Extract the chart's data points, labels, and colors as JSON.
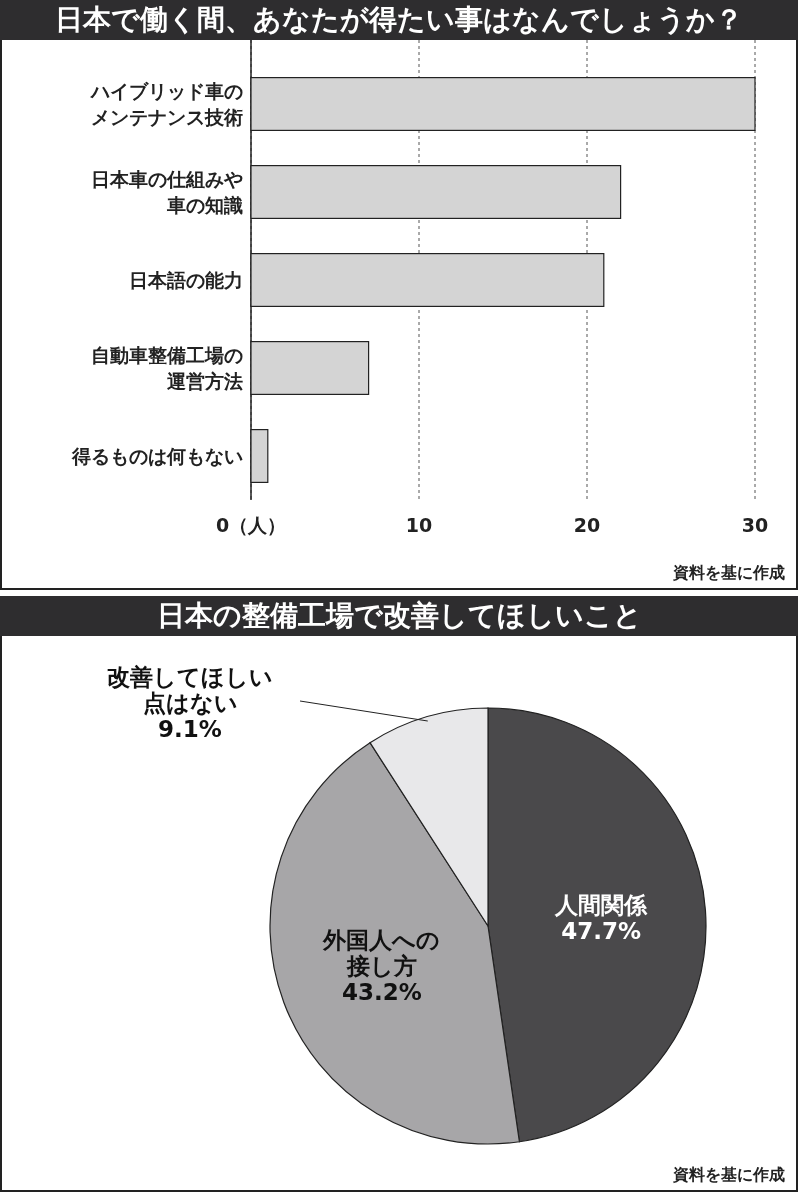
{
  "chart_data": [
    {
      "type": "bar",
      "orientation": "horizontal",
      "title": "日本で働く間、あなたが得たい事はなんでしょうか？",
      "categories": [
        "ハイブリッド車のメンテナンス技術",
        "日本車の仕組みや車の知識",
        "日本語の能力",
        "自動車整備工場の運営方法",
        "得るものは何もない"
      ],
      "values": [
        30,
        22,
        21,
        7,
        1
      ],
      "color": "#d4d4d4",
      "xlim": [
        0,
        30
      ],
      "xticks": [
        {
          "value": 0,
          "label": "0（人）"
        },
        10,
        20,
        30
      ],
      "grid": "x",
      "annotations": [
        "資料を基に作成"
      ]
    },
    {
      "type": "pie",
      "title": "日本の整備工場で改善してほしいこと",
      "categories": [
        "人間関係",
        "外国人への接し方",
        "改善してほしい点はない"
      ],
      "values": [
        47.7,
        43.2,
        9.1
      ],
      "value_labels": [
        "47.7%",
        "43.2%",
        "9.1%"
      ],
      "colors": [
        "#4a494b",
        "#a7a6a8",
        "#e8e8ea"
      ],
      "annotations": [
        "資料を基に作成"
      ]
    }
  ]
}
-*-
WHAT YOU HAVE TO DO
Without the pictures, repeat all the records word for word.

TASK ANSWER
Extract the chart's data points, labels, and colors as JSON.
{
  "chart_data": [
    {
      "type": "bar",
      "orientation": "horizontal",
      "title": "日本で働く間、あなたが得たい事はなんでしょうか？",
      "categories": [
        "ハイブリッド車のメンテナンス技術",
        "日本車の仕組みや車の知識",
        "日本語の能力",
        "自動車整備工場の運営方法",
        "得るものは何もない"
      ],
      "values": [
        30,
        22,
        21,
        7,
        1
      ],
      "color": "#d4d4d4",
      "xlim": [
        0,
        30
      ],
      "xticks": [
        {
          "value": 0,
          "label": "0（人）"
        },
        10,
        20,
        30
      ],
      "grid": "x",
      "annotations": [
        "資料を基に作成"
      ]
    },
    {
      "type": "pie",
      "title": "日本の整備工場で改善してほしいこと",
      "categories": [
        "人間関係",
        "外国人への接し方",
        "改善してほしい点はない"
      ],
      "values": [
        47.7,
        43.2,
        9.1
      ],
      "value_labels": [
        "47.7%",
        "43.2%",
        "9.1%"
      ],
      "colors": [
        "#4a494b",
        "#a7a6a8",
        "#e8e8ea"
      ],
      "annotations": [
        "資料を基に作成"
      ]
    }
  ]
}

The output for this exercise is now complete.